Copy all lines holding the word "style" from the entries.
- - -
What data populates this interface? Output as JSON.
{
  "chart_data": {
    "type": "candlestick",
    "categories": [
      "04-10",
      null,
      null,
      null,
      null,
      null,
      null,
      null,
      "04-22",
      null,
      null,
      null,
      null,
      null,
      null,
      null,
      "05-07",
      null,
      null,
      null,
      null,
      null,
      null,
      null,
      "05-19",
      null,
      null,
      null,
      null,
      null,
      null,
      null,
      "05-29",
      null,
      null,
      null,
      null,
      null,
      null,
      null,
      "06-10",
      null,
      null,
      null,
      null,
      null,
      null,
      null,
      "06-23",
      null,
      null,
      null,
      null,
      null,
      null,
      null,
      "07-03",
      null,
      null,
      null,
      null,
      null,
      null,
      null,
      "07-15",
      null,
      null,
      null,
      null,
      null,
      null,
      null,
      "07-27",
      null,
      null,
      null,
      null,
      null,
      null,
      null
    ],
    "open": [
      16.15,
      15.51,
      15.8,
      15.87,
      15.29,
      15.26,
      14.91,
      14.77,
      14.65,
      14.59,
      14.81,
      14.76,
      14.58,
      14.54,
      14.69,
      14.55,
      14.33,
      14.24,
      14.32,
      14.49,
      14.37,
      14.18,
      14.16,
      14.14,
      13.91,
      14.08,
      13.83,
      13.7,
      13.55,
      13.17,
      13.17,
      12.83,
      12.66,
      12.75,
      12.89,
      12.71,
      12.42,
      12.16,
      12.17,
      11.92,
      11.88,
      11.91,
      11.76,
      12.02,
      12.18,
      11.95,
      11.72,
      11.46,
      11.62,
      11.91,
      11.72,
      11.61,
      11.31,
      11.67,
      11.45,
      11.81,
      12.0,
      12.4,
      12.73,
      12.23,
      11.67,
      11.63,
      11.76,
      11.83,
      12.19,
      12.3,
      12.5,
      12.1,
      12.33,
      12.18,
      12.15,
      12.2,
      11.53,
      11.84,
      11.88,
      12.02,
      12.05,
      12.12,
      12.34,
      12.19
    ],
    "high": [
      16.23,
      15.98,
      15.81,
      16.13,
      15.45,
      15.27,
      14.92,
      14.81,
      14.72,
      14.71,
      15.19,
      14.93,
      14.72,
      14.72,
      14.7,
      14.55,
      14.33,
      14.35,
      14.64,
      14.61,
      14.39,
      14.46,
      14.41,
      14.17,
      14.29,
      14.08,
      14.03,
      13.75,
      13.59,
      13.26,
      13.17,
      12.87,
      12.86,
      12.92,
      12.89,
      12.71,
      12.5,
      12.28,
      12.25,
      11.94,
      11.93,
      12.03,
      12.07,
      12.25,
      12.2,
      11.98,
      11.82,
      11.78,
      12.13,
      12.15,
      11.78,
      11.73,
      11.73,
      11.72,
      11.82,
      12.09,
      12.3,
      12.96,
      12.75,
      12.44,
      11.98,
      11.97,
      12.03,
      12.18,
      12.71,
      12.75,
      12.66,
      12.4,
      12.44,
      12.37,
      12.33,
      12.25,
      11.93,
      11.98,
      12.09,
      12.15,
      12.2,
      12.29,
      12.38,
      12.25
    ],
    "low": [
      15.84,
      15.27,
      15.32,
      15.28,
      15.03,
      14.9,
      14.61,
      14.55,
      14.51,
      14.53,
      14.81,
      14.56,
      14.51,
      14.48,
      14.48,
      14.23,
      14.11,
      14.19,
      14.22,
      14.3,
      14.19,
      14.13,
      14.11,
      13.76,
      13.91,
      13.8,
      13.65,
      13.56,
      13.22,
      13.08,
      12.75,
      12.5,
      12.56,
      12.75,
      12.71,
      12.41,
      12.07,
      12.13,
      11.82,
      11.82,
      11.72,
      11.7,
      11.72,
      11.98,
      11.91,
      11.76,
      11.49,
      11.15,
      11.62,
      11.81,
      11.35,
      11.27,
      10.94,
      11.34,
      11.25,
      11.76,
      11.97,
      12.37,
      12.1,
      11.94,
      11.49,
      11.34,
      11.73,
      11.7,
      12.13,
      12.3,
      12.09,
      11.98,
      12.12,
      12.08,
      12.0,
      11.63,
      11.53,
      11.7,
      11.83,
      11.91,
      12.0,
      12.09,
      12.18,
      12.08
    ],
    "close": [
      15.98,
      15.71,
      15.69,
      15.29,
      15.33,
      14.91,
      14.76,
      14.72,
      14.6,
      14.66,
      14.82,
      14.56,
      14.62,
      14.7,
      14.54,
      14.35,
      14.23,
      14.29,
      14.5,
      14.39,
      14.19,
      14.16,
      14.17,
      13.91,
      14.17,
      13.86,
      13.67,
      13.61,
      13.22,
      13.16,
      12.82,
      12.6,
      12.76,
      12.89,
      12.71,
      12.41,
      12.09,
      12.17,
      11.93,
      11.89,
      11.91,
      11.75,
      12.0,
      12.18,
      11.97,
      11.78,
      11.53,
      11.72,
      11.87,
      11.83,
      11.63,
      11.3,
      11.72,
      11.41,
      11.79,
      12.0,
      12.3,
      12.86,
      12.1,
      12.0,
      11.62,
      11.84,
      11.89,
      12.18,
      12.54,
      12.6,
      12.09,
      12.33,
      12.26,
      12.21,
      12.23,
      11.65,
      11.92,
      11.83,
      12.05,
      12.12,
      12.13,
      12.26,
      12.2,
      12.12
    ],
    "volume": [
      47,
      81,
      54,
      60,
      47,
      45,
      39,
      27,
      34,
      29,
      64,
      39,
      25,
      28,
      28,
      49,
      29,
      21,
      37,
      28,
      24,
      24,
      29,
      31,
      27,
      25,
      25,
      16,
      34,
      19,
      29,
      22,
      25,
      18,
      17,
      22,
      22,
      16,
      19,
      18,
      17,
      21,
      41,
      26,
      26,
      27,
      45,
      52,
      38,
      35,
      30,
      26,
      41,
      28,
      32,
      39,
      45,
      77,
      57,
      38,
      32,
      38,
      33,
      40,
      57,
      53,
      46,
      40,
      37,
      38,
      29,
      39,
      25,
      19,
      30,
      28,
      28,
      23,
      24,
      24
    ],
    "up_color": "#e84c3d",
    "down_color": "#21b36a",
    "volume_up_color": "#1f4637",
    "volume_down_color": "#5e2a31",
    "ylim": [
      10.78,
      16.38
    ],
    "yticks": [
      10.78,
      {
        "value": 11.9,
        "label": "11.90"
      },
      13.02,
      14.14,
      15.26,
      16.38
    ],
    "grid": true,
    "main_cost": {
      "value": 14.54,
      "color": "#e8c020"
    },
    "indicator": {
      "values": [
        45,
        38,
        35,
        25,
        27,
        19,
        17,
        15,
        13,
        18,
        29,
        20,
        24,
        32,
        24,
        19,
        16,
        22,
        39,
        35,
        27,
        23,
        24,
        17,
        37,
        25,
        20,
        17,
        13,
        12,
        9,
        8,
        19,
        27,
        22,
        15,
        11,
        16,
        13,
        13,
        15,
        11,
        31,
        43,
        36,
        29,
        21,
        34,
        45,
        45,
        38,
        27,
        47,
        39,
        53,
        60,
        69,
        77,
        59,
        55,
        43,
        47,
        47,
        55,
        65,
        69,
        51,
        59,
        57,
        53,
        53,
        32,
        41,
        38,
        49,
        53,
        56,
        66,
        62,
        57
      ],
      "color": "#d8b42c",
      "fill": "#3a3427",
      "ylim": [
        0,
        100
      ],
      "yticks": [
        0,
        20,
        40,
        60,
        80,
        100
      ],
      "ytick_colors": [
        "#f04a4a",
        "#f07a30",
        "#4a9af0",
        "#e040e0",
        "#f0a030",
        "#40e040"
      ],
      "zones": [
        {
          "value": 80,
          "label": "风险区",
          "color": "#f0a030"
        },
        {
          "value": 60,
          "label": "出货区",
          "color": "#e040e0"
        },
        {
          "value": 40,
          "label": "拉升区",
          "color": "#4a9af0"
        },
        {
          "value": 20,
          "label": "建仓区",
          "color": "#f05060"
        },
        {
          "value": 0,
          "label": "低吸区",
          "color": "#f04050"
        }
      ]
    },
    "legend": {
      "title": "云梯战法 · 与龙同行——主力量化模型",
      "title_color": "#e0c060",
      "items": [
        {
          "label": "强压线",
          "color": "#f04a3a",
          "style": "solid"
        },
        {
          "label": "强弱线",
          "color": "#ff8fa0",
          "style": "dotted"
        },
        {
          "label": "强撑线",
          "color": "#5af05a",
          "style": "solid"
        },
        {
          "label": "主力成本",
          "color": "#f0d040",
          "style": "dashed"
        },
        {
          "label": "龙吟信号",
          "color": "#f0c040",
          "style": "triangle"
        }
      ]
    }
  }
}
- - -
» Output
          "style": "solid"
          "style": "dotted"
          "style": "solid"
          "style": "dashed"
          "style": "triangle"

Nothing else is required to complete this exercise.